Given request: Go through the records and extract every line with the word "from".

··· Data for the task

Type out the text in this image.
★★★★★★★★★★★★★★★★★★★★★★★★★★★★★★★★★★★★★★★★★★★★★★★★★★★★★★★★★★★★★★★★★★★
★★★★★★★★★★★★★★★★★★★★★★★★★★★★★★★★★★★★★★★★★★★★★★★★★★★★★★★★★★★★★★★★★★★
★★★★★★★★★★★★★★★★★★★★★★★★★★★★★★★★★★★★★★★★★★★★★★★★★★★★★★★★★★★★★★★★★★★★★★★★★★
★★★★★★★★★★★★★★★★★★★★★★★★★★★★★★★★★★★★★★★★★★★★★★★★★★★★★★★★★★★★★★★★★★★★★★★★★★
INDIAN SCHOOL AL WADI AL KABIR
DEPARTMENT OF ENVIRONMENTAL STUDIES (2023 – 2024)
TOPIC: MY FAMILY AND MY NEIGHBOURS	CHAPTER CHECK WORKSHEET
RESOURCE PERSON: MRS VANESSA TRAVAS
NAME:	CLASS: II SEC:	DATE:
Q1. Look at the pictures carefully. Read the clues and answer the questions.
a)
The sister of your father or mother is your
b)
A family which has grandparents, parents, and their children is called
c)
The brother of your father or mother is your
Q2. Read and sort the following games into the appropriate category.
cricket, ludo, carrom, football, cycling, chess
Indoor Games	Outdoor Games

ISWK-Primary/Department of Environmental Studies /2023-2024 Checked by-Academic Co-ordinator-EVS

······
··· Data for the task

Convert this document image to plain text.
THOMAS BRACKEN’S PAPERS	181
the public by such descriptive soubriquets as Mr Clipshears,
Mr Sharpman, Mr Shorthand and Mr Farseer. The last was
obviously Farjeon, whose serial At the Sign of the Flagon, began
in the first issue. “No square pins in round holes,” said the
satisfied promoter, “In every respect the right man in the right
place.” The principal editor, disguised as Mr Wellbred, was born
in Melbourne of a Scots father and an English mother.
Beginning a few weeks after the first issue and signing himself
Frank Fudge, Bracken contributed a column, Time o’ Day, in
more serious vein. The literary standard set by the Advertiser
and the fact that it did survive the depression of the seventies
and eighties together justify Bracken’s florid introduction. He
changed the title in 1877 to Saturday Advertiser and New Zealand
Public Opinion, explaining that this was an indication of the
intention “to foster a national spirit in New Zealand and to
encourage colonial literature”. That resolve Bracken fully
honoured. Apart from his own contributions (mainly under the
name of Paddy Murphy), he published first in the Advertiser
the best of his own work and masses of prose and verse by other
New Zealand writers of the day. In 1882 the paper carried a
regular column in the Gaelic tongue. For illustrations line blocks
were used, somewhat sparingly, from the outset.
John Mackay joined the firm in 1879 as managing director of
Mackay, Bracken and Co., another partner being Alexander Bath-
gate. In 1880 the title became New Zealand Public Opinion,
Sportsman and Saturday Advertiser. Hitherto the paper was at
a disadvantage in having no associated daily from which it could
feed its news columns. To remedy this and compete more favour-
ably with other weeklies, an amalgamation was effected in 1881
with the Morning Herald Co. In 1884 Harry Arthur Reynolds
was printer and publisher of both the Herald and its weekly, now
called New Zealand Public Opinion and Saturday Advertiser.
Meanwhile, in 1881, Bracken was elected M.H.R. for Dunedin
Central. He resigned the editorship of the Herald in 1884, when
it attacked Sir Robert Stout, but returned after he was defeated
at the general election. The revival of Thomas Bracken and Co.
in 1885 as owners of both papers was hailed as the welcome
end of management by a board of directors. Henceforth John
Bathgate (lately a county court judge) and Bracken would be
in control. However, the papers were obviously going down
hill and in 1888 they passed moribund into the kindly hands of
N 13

······

Worked answer:
honoured. Apart from his own contributions (mainly under the
were used, somewhat sparingly, from the outset.
a disadvantage in having no associated daily from which it could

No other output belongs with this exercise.